◆ Input material
--

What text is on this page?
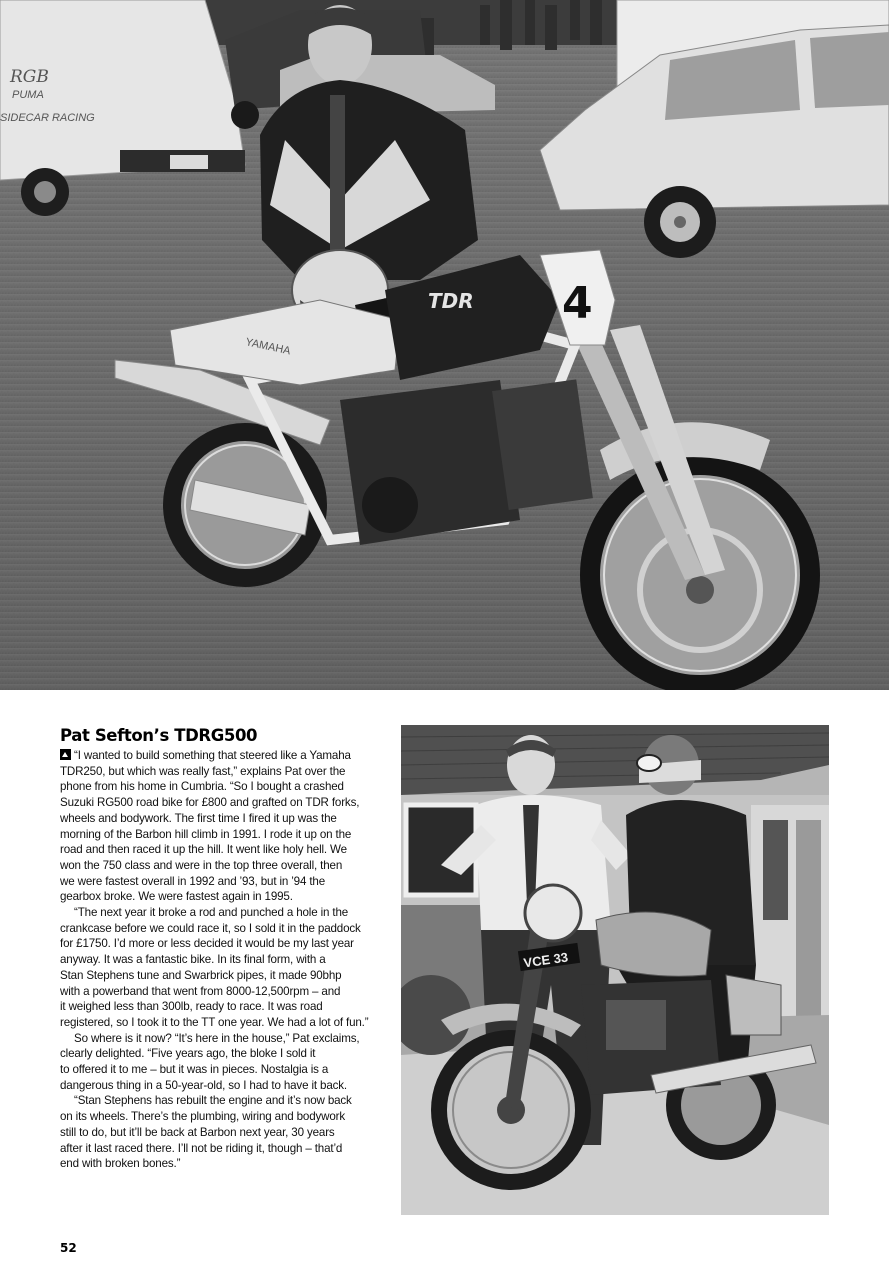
RGB
PUMA
SIDECAR RACING
YAMAHA
TDR 4
Pat Sefton’s TDRG500

“I wanted to build something that steered like a Yamaha
TDR250, but which was really fast,” explains Pat over the
phone from his home in Cumbria. “So I bought a crashed
Suzuki RG500 road bike for £800 and grafted on TDR forks,
wheels and bodywork. The first time I fired it up was the
morning of the Barbon hill climb in 1991. I rode it up on the
road and then raced it up the hill. It went like holy hell. We
won the 750 class and were in the top three overall, then
we were fastest overall in 1992 and ’93, but in ’94 the
gearbox broke. We were fastest again in 1995.

“The next year it broke a rod and punched a hole in the
crankcase before we could race it, so I sold it in the paddock
for £1750. I’d more or less decided it would be my last year
anyway. It was a fantastic bike. In its final form, with a
Stan Stephens tune and Swarbrick pipes, it made 90bhp
with a powerband that went from 8000-12,500rpm – and
it weighed less than 300lb, ready to race. It was road
registered, so I took it to the TT one year. We had a lot of fun.”

So where is it now? “It’s here in the house,” Pat exclaims,
clearly delighted. “Five years ago, the bloke I sold it
to offered it to me – but it was in pieces. Nostalgia is a
dangerous thing in a 50-year-old, so I had to have it back.

“Stan Stephens has rebuilt the engine and it’s now back
on its wheels. There’s the plumbing, wiring and bodywork
still to do, but it’ll be back at Barbon next year, 30 years
after it last raced there. I’ll not be riding it, though – that’d
end with broken bones.”

VCE 33
52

--

◆ What to produce
All of the data above should be quoted exactly, except for the pictures.

◆ Written response
What text is on this page?
RGB
PUMA
SIDECAR RACING
YAMAHA
TDR 4
Pat Sefton’s TDRG500

“I wanted to build something that steered like a Yamaha
TDR250, but which was really fast,” explains Pat over the
phone from his home in Cumbria. “So I bought a crashed
Suzuki RG500 road bike for £800 and grafted on TDR forks,
wheels and bodywork. The first time I fired it up was the
morning of the Barbon hill climb in 1991. I rode it up on the
road and then raced it up the hill. It went like holy hell. We
won the 750 class and were in the top three overall, then
we were fastest overall in 1992 and ’93, but in ’94 the
gearbox broke. We were fastest again in 1995.

“The next year it broke a rod and punched a hole in the
crankcase before we could race it, so I sold it in the paddock
for £1750. I’d more or less decided it would be my last year
anyway. It was a fantastic bike. In its final form, with a
Stan Stephens tune and Swarbrick pipes, it made 90bhp
with a powerband that went from 8000-12,500rpm – and
it weighed less than 300lb, ready to race. It was road
registered, so I took it to the TT one year. We had a lot of fun.”

So where is it now? “It’s here in the house,” Pat exclaims,
clearly delighted. “Five years ago, the bloke I sold it
to offered it to me – but it was in pieces. Nostalgia is a
dangerous thing in a 50-year-old, so I had to have it back.

“Stan Stephens has rebuilt the engine and it’s now back
on its wheels. There’s the plumbing, wiring and bodywork
still to do, but it’ll be back at Barbon next year, 30 years
after it last raced there. I’ll not be riding it, though – that’d
end with broken bones.”

VCE 33
52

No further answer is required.